Problem statement -> Begin with the line containing "Read this page and output its text content." and copy each line exactly through the last line of the entries, inclusive.

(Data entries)
━━━━━━━━━━

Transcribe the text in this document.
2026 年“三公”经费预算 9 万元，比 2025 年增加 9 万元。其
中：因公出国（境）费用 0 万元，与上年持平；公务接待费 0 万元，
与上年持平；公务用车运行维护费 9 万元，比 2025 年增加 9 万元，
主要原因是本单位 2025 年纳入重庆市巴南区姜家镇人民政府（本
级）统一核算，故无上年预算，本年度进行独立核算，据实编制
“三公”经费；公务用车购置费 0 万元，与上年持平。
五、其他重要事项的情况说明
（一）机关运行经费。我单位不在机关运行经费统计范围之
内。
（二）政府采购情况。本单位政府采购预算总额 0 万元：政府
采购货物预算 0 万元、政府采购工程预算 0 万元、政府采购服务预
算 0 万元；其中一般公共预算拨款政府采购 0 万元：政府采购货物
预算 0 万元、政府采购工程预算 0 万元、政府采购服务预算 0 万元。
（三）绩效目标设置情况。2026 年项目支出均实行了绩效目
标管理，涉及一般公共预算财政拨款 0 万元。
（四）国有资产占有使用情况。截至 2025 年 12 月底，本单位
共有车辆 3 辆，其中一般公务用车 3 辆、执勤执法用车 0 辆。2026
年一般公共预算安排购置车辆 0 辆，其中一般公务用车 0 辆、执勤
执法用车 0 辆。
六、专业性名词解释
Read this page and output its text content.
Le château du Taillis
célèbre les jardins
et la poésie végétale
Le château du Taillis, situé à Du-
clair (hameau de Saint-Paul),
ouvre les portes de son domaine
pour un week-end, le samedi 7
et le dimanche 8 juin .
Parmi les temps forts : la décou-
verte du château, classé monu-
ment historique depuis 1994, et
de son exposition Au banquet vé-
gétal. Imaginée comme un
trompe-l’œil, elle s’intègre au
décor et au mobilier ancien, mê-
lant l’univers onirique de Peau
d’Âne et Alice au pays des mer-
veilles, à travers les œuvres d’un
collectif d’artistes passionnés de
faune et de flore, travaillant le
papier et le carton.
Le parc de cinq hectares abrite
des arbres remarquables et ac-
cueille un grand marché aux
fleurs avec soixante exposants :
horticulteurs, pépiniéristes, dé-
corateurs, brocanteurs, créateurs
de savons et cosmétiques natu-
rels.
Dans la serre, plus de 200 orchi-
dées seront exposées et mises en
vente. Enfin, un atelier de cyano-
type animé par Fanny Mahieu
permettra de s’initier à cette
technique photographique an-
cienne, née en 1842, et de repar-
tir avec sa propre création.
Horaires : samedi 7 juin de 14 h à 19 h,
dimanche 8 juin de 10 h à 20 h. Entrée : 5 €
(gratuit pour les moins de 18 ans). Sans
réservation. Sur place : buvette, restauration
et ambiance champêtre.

━━━━━━━━━━

Exercise response ->
Read this page and output its text content.
Le château du Taillis
célèbre les jardins
et la poésie végétale
Le château du Taillis, situé à Du-
clair (hameau de Saint-Paul),
ouvre les portes de son domaine
pour un week-end, le samedi 7
et le dimanche 8 juin .
Parmi les temps forts : la décou-
verte du château, classé monu-
ment historique depuis 1994, et
de son exposition Au banquet vé-
gétal. Imaginée comme un
trompe-l’œil, elle s’intègre au
décor et au mobilier ancien, mê-
lant l’univers onirique de Peau
d’Âne et Alice au pays des mer-
veilles, à travers les œuvres d’un
collectif d’artistes passionnés de
faune et de flore, travaillant le
papier et le carton.
Le parc de cinq hectares abrite
des arbres remarquables et ac-
cueille un grand marché aux
fleurs avec soixante exposants :
horticulteurs, pépiniéristes, dé-
corateurs, brocanteurs, créateurs
de savons et cosmétiques natu-
rels.
Dans la serre, plus de 200 orchi-
dées seront exposées et mises en
vente. Enfin, un atelier de cyano-
type animé par Fanny Mahieu
permettra de s’initier à cette
technique photographique an-
cienne, née en 1842, et de repar-
tir avec sa propre création.
Horaires : samedi 7 juin de 14 h à 19 h,
dimanche 8 juin de 10 h à 20 h. Entrée : 5 €
(gratuit pour les moins de 18 ans). Sans
réservation. Sur place : buvette, restauration
et ambiance champêtre.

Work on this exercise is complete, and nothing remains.